>> BEGIN Input rows
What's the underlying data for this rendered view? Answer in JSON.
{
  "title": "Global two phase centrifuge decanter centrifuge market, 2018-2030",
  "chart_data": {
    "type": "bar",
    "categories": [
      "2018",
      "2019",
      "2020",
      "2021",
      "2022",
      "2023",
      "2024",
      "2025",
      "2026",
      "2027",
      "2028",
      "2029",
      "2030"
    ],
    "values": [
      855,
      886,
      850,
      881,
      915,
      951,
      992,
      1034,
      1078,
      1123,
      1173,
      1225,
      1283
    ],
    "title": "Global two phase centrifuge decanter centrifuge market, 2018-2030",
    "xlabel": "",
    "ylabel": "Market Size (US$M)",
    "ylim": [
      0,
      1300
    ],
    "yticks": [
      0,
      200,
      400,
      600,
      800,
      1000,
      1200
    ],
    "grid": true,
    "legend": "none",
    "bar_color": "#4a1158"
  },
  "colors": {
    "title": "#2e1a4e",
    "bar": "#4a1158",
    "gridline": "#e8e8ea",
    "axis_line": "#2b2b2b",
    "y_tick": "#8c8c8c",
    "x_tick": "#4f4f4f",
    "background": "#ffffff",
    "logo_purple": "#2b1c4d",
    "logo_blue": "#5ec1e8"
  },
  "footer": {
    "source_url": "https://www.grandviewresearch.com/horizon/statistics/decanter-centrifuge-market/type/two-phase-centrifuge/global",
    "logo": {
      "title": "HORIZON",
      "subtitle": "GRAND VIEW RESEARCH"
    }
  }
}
>> END Input rows
## [Your goal]
Transcribe the data. Leave every line exactly as it is.

## [Exercise answer]
What's the underlying data for this rendered view? Answer in JSON.
{
  "title": "Global two phase centrifuge decanter centrifuge market, 2018-2030",
  "chart_data": {
    "type": "bar",
    "categories": [
      "2018",
      "2019",
      "2020",
      "2021",
      "2022",
      "2023",
      "2024",
      "2025",
      "2026",
      "2027",
      "2028",
      "2029",
      "2030"
    ],
    "values": [
      855,
      886,
      850,
      881,
      915,
      951,
      992,
      1034,
      1078,
      1123,
      1173,
      1225,
      1283
    ],
    "title": "Global two phase centrifuge decanter centrifuge market, 2018-2030",
    "xlabel": "",
    "ylabel": "Market Size (US$M)",
    "ylim": [
      0,
      1300
    ],
    "yticks": [
      0,
      200,
      400,
      600,
      800,
      1000,
      1200
    ],
    "grid": true,
    "legend": "none",
    "bar_color": "#4a1158"
  },
  "colors": {
    "title": "#2e1a4e",
    "bar": "#4a1158",
    "gridline": "#e8e8ea",
    "axis_line": "#2b2b2b",
    "y_tick": "#8c8c8c",
    "x_tick": "#4f4f4f",
    "background": "#ffffff",
    "logo_purple": "#2b1c4d",
    "logo_blue": "#5ec1e8"
  },
  "footer": {
    "source_url": "https://www.grandviewresearch.com/horizon/statistics/decanter-centrifuge-market/type/two-phase-centrifuge/global",
    "logo": {
      "title": "HORIZON",
      "subtitle": "GRAND VIEW RESEARCH"
    }
  }
}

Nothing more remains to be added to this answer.